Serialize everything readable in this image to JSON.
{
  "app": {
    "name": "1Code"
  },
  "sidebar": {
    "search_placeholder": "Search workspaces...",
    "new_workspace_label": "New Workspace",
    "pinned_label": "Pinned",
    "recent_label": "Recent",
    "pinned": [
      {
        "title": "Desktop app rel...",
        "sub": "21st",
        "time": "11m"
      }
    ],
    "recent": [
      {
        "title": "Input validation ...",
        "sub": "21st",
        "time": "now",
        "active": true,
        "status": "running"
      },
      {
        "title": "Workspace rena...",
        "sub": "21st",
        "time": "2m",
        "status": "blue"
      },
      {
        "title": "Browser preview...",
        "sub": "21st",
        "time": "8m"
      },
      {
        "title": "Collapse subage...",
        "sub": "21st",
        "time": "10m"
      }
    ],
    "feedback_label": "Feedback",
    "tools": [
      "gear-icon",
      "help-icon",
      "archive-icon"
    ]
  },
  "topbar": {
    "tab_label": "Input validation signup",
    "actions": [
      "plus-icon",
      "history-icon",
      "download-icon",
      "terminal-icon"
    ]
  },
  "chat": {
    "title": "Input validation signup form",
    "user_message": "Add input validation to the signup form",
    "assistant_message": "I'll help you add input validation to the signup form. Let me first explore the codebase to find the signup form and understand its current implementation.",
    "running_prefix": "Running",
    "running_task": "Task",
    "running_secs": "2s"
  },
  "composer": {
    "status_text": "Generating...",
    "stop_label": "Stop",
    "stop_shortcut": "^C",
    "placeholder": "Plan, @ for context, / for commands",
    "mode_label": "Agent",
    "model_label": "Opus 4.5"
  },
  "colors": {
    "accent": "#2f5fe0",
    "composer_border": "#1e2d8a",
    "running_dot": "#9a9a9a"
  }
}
○ ○ ○ ○ ○ ○ ○
DIRECTIONS FOR THIS TASK -
Print out the whole listing exactly as it appears.

COMPLETED EXERCISE -
Serialize everything readable in this image to JSON.
{
  "app": {
    "name": "1Code"
  },
  "sidebar": {
    "search_placeholder": "Search workspaces...",
    "new_workspace_label": "New Workspace",
    "pinned_label": "Pinned",
    "recent_label": "Recent",
    "pinned": [
      {
        "title": "Desktop app rel...",
        "sub": "21st",
        "time": "11m"
      }
    ],
    "recent": [
      {
        "title": "Input validation ...",
        "sub": "21st",
        "time": "now",
        "active": true,
        "status": "running"
      },
      {
        "title": "Workspace rena...",
        "sub": "21st",
        "time": "2m",
        "status": "blue"
      },
      {
        "title": "Browser preview...",
        "sub": "21st",
        "time": "8m"
      },
      {
        "title": "Collapse subage...",
        "sub": "21st",
        "time": "10m"
      }
    ],
    "feedback_label": "Feedback",
    "tools": [
      "gear-icon",
      "help-icon",
      "archive-icon"
    ]
  },
  "topbar": {
    "tab_label": "Input validation signup",
    "actions": [
      "plus-icon",
      "history-icon",
      "download-icon",
      "terminal-icon"
    ]
  },
  "chat": {
    "title": "Input validation signup form",
    "user_message": "Add input validation to the signup form",
    "assistant_message": "I'll help you add input validation to the signup form. Let me first explore the codebase to find the signup form and understand its current implementation.",
    "running_prefix": "Running",
    "running_task": "Task",
    "running_secs": "2s"
  },
  "composer": {
    "status_text": "Generating...",
    "stop_label": "Stop",
    "stop_shortcut": "^C",
    "placeholder": "Plan, @ for context, / for commands",
    "mode_label": "Agent",
    "model_label": "Opus 4.5"
  },
  "colors": {
    "accent": "#2f5fe0",
    "composer_border": "#1e2d8a",
    "running_dot": "#9a9a9a"
  }
}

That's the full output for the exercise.